§ THE TASK:
Find how many lines in the material hold the word "folgende", then state that number and nothing more.
--- ENTRIES ---
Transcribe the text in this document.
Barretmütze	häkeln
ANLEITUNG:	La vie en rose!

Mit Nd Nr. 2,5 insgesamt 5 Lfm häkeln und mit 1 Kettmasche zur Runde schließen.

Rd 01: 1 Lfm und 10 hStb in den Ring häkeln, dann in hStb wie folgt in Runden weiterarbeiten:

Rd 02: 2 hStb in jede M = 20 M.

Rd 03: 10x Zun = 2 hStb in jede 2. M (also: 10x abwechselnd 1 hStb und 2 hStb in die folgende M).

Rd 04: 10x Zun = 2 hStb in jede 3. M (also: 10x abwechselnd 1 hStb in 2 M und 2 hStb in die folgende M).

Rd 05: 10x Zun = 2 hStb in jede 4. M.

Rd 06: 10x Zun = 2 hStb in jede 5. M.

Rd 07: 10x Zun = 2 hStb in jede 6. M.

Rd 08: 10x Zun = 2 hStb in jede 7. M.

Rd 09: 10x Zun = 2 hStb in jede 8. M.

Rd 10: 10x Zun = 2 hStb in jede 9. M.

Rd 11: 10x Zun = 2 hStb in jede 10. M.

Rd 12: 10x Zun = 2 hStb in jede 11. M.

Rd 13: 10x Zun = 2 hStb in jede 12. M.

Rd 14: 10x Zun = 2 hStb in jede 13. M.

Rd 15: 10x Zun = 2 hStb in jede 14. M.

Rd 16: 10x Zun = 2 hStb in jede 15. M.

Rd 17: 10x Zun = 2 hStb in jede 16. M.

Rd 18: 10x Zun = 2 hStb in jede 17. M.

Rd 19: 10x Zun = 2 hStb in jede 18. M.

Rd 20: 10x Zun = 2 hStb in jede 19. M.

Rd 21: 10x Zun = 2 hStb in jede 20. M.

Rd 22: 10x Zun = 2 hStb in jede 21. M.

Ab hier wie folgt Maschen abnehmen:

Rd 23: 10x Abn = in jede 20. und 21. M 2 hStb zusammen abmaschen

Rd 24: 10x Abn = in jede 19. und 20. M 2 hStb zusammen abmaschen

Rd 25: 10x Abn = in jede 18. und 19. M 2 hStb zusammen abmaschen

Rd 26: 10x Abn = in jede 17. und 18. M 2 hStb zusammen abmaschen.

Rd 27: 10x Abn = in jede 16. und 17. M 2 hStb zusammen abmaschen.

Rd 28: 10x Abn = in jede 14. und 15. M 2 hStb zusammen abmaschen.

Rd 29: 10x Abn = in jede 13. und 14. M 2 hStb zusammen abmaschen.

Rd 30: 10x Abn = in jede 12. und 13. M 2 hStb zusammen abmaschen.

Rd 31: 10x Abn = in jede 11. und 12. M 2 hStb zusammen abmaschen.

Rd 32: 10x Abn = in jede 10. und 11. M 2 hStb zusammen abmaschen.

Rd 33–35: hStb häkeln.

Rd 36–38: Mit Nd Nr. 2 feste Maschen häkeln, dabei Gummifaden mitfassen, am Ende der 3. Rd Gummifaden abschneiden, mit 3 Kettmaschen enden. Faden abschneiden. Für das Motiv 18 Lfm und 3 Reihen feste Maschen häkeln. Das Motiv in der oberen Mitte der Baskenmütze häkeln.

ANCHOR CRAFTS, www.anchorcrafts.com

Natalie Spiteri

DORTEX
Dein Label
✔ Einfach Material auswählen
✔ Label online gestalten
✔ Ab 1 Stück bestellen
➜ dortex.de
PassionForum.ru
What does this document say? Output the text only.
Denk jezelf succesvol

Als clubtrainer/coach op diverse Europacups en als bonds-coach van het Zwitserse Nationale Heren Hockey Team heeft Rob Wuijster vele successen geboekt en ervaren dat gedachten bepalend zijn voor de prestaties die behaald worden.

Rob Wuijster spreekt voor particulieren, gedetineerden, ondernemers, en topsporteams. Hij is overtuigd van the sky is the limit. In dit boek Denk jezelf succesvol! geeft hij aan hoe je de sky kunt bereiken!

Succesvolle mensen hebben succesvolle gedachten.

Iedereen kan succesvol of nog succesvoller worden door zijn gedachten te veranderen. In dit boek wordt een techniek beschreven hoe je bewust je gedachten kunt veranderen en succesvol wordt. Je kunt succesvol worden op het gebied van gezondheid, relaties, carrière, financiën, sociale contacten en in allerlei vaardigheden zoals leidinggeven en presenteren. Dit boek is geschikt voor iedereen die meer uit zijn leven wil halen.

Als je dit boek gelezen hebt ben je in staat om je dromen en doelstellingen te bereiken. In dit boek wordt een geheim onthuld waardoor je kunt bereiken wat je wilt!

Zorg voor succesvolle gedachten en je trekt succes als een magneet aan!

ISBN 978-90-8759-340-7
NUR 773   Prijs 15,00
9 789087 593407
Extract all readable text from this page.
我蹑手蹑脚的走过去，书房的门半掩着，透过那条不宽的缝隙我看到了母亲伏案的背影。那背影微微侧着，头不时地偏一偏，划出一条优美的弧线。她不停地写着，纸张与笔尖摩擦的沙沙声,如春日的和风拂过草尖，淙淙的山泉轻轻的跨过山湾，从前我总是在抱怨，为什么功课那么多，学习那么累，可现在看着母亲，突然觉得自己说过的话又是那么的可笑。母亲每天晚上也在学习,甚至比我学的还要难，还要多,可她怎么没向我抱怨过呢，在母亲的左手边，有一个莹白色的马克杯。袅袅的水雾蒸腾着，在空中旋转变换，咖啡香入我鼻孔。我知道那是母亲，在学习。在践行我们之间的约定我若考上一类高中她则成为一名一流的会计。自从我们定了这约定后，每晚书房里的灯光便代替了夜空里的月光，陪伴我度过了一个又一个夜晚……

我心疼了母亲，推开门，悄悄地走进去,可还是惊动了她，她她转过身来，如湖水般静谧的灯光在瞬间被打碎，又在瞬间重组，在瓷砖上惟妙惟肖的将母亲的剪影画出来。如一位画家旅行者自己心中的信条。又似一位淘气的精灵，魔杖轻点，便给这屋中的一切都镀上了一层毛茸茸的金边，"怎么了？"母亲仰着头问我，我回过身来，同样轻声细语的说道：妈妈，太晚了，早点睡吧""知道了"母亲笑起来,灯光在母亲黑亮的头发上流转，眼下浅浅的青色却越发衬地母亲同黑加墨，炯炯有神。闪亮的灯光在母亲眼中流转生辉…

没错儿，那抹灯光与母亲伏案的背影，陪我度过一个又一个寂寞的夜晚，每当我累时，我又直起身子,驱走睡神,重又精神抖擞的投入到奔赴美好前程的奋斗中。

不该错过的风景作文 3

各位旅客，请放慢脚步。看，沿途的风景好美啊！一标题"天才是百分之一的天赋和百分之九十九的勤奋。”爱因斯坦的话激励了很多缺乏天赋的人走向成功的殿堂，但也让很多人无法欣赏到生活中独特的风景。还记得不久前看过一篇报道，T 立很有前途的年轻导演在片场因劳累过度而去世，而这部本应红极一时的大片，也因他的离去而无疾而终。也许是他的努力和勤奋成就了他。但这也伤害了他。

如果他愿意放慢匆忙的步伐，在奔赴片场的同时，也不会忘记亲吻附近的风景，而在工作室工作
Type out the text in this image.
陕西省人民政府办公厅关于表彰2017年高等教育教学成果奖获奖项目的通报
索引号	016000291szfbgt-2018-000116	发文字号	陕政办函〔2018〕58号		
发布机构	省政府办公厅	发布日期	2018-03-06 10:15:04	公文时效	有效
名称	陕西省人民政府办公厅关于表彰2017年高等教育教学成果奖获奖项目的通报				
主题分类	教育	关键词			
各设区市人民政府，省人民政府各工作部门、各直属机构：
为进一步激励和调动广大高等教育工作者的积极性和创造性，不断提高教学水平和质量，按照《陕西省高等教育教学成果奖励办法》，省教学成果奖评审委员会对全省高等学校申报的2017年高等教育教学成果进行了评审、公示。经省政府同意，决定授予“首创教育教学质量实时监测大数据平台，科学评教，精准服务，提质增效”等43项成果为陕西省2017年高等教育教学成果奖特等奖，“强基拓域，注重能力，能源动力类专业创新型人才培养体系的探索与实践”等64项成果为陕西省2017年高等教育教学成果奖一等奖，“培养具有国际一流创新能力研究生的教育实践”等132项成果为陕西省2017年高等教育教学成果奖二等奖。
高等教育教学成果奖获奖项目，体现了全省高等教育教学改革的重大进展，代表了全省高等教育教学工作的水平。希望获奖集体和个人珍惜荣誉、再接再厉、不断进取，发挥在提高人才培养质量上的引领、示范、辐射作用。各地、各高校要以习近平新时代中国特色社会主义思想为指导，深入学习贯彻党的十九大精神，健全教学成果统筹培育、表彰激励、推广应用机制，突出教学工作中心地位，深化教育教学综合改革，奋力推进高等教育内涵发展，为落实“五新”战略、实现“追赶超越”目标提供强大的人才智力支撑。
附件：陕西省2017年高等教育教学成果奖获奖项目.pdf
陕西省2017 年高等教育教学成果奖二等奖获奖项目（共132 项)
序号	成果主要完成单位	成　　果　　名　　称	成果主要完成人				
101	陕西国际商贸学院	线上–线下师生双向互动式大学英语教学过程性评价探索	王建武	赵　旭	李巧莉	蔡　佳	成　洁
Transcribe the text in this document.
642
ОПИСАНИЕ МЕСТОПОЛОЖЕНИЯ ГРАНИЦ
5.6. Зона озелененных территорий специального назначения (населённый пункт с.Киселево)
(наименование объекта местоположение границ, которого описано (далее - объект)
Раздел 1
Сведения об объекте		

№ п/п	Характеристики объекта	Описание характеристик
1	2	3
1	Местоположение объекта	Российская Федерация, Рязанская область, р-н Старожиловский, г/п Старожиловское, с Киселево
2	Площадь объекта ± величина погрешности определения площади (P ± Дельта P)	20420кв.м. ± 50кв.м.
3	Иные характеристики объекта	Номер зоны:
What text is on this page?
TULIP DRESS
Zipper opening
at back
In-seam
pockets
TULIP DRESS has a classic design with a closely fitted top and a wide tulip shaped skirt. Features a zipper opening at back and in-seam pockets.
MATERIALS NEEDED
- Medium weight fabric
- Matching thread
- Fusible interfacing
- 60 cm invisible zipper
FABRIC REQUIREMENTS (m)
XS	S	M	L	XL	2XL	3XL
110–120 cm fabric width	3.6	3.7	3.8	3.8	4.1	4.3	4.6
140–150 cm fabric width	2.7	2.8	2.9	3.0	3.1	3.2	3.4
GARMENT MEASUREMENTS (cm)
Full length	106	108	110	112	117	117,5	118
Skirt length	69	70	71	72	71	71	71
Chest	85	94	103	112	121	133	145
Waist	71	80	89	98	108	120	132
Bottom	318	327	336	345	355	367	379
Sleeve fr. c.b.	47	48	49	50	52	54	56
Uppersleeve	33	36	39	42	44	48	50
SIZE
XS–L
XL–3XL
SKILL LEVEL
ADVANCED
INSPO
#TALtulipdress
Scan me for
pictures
---
§ PROBLEM SOLUTION:
2